── Record list

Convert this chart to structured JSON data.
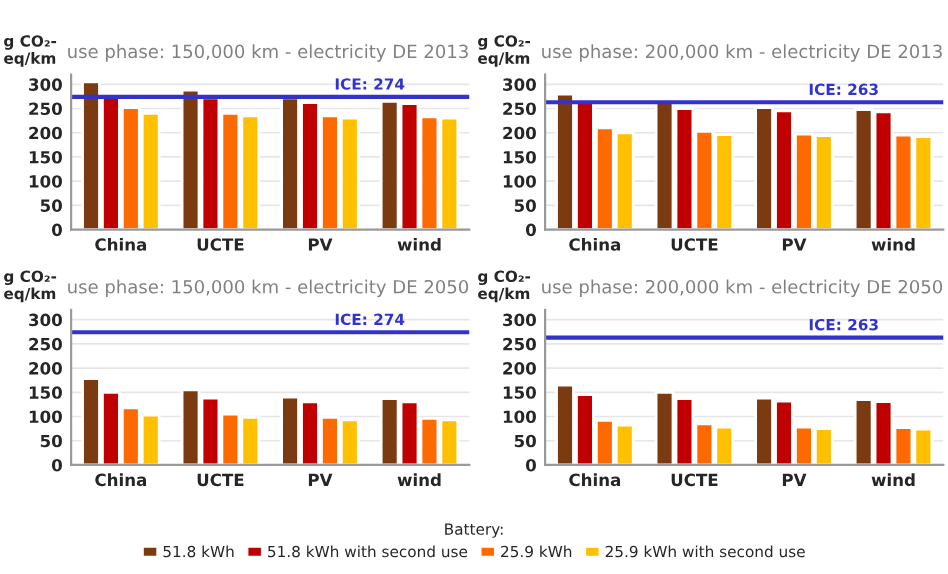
{
  "chart_data": [
    {
      "type": "bar",
      "title": "use phase: 150,000 km - electricity DE 2013",
      "ylabel": "g CO₂-\neq/km",
      "categories": [
        "China",
        "UCTE",
        "PV",
        "wind"
      ],
      "ylim": [
        0,
        320
      ],
      "yticks": [
        0,
        50,
        100,
        150,
        200,
        250,
        300
      ],
      "grid": "y",
      "legend": "bottom",
      "legend_title": "Battery:",
      "series": [
        {
          "name": "51.8 kWh",
          "color": "#7b3a10",
          "values": [
            305,
            288,
            272,
            265
          ]
        },
        {
          "name": "51.8 kWh with second use",
          "color": "#c00000",
          "values": [
            280,
            272,
            262,
            260
          ]
        },
        {
          "name": "25.9 kWh",
          "color": "#ff6a00",
          "values": [
            252,
            240,
            235,
            233
          ]
        },
        {
          "name": "25.9 kWh with second use",
          "color": "#ffc000",
          "values": [
            240,
            235,
            230,
            230
          ]
        }
      ],
      "ref_lines": [
        {
          "axis": "y",
          "value": 274,
          "label": "ICE: 274",
          "color": "#3333cc"
        }
      ]
    },
    {
      "type": "bar",
      "title": "use phase: 200,000 km - electricity DE 2013",
      "ylabel": "g CO₂-\neq/km",
      "categories": [
        "China",
        "UCTE",
        "PV",
        "wind"
      ],
      "ylim": [
        0,
        320
      ],
      "yticks": [
        0,
        50,
        100,
        150,
        200,
        250,
        300
      ],
      "grid": "y",
      "series": [
        {
          "color": "#7b3a10",
          "values": [
            280,
            262,
            252,
            248
          ]
        },
        {
          "color": "#c00000",
          "values": [
            262,
            250,
            245,
            243
          ]
        },
        {
          "color": "#ff6a00",
          "values": [
            210,
            203,
            197,
            195
          ]
        },
        {
          "color": "#ffc000",
          "values": [
            200,
            196,
            194,
            192
          ]
        }
      ],
      "ref_lines": [
        {
          "axis": "y",
          "value": 263,
          "label": "ICE: 263",
          "color": "#3333cc"
        }
      ]
    },
    {
      "type": "bar",
      "title": "use phase: 150,000 km - electricity DE 2050",
      "ylabel": "g CO₂-\neq/km",
      "categories": [
        "China",
        "UCTE",
        "PV",
        "wind"
      ],
      "ylim": [
        0,
        320
      ],
      "yticks": [
        0,
        50,
        100,
        150,
        200,
        250,
        300
      ],
      "grid": "y",
      "series": [
        {
          "color": "#7b3a10",
          "values": [
            178,
            155,
            140,
            137
          ]
        },
        {
          "color": "#c00000",
          "values": [
            150,
            138,
            130,
            130
          ]
        },
        {
          "color": "#ff6a00",
          "values": [
            118,
            105,
            98,
            96
          ]
        },
        {
          "color": "#ffc000",
          "values": [
            103,
            98,
            93,
            93
          ]
        }
      ],
      "ref_lines": [
        {
          "axis": "y",
          "value": 274,
          "label": "ICE: 274",
          "color": "#3333cc"
        }
      ]
    },
    {
      "type": "bar",
      "title": "use phase: 200,000 km - electricity DE 2050",
      "ylabel": "g CO₂-\neq/km",
      "categories": [
        "China",
        "UCTE",
        "PV",
        "wind"
      ],
      "ylim": [
        0,
        320
      ],
      "yticks": [
        0,
        50,
        100,
        150,
        200,
        250,
        300
      ],
      "grid": "y",
      "series": [
        {
          "color": "#7b3a10",
          "values": [
            165,
            150,
            138,
            135
          ]
        },
        {
          "color": "#c00000",
          "values": [
            145,
            137,
            132,
            131
          ]
        },
        {
          "color": "#ff6a00",
          "values": [
            92,
            85,
            78,
            77
          ]
        },
        {
          "color": "#ffc000",
          "values": [
            82,
            78,
            75,
            74
          ]
        }
      ],
      "ref_lines": [
        {
          "axis": "y",
          "value": 263,
          "label": "ICE: 263",
          "color": "#3333cc"
        }
      ]
    }
  ]
}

────

▶ _Prompt_: Without the pictures, repeat the listing above exactly.

▶ _Complete answer_:
Convert this chart to structured JSON data.
{
  "chart_data": [
    {
      "type": "bar",
      "title": "use phase: 150,000 km - electricity DE 2013",
      "ylabel": "g CO₂-\neq/km",
      "categories": [
        "China",
        "UCTE",
        "PV",
        "wind"
      ],
      "ylim": [
        0,
        320
      ],
      "yticks": [
        0,
        50,
        100,
        150,
        200,
        250,
        300
      ],
      "grid": "y",
      "legend": "bottom",
      "legend_title": "Battery:",
      "series": [
        {
          "name": "51.8 kWh",
          "color": "#7b3a10",
          "values": [
            305,
            288,
            272,
            265
          ]
        },
        {
          "name": "51.8 kWh with second use",
          "color": "#c00000",
          "values": [
            280,
            272,
            262,
            260
          ]
        },
        {
          "name": "25.9 kWh",
          "color": "#ff6a00",
          "values": [
            252,
            240,
            235,
            233
          ]
        },
        {
          "name": "25.9 kWh with second use",
          "color": "#ffc000",
          "values": [
            240,
            235,
            230,
            230
          ]
        }
      ],
      "ref_lines": [
        {
          "axis": "y",
          "value": 274,
          "label": "ICE: 274",
          "color": "#3333cc"
        }
      ]
    },
    {
      "type": "bar",
      "title": "use phase: 200,000 km - electricity DE 2013",
      "ylabel": "g CO₂-\neq/km",
      "categories": [
        "China",
        "UCTE",
        "PV",
        "wind"
      ],
      "ylim": [
        0,
        320
      ],
      "yticks": [
        0,
        50,
        100,
        150,
        200,
        250,
        300
      ],
      "grid": "y",
      "series": [
        {
          "color": "#7b3a10",
          "values": [
            280,
            262,
            252,
            248
          ]
        },
        {
          "color": "#c00000",
          "values": [
            262,
            250,
            245,
            243
          ]
        },
        {
          "color": "#ff6a00",
          "values": [
            210,
            203,
            197,
            195
          ]
        },
        {
          "color": "#ffc000",
          "values": [
            200,
            196,
            194,
            192
          ]
        }
      ],
      "ref_lines": [
        {
          "axis": "y",
          "value": 263,
          "label": "ICE: 263",
          "color": "#3333cc"
        }
      ]
    },
    {
      "type": "bar",
      "title": "use phase: 150,000 km - electricity DE 2050",
      "ylabel": "g CO₂-\neq/km",
      "categories": [
        "China",
        "UCTE",
        "PV",
        "wind"
      ],
      "ylim": [
        0,
        320
      ],
      "yticks": [
        0,
        50,
        100,
        150,
        200,
        250,
        300
      ],
      "grid": "y",
      "series": [
        {
          "color": "#7b3a10",
          "values": [
            178,
            155,
            140,
            137
          ]
        },
        {
          "color": "#c00000",
          "values": [
            150,
            138,
            130,
            130
          ]
        },
        {
          "color": "#ff6a00",
          "values": [
            118,
            105,
            98,
            96
          ]
        },
        {
          "color": "#ffc000",
          "values": [
            103,
            98,
            93,
            93
          ]
        }
      ],
      "ref_lines": [
        {
          "axis": "y",
          "value": 274,
          "label": "ICE: 274",
          "color": "#3333cc"
        }
      ]
    },
    {
      "type": "bar",
      "title": "use phase: 200,000 km - electricity DE 2050",
      "ylabel": "g CO₂-\neq/km",
      "categories": [
        "China",
        "UCTE",
        "PV",
        "wind"
      ],
      "ylim": [
        0,
        320
      ],
      "yticks": [
        0,
        50,
        100,
        150,
        200,
        250,
        300
      ],
      "grid": "y",
      "series": [
        {
          "color": "#7b3a10",
          "values": [
            165,
            150,
            138,
            135
          ]
        },
        {
          "color": "#c00000",
          "values": [
            145,
            137,
            132,
            131
          ]
        },
        {
          "color": "#ff6a00",
          "values": [
            92,
            85,
            78,
            77
          ]
        },
        {
          "color": "#ffc000",
          "values": [
            82,
            78,
            75,
            74
          ]
        }
      ],
      "ref_lines": [
        {
          "axis": "y",
          "value": 263,
          "label": "ICE: 263",
          "color": "#3333cc"
        }
      ]
    }
  ]
}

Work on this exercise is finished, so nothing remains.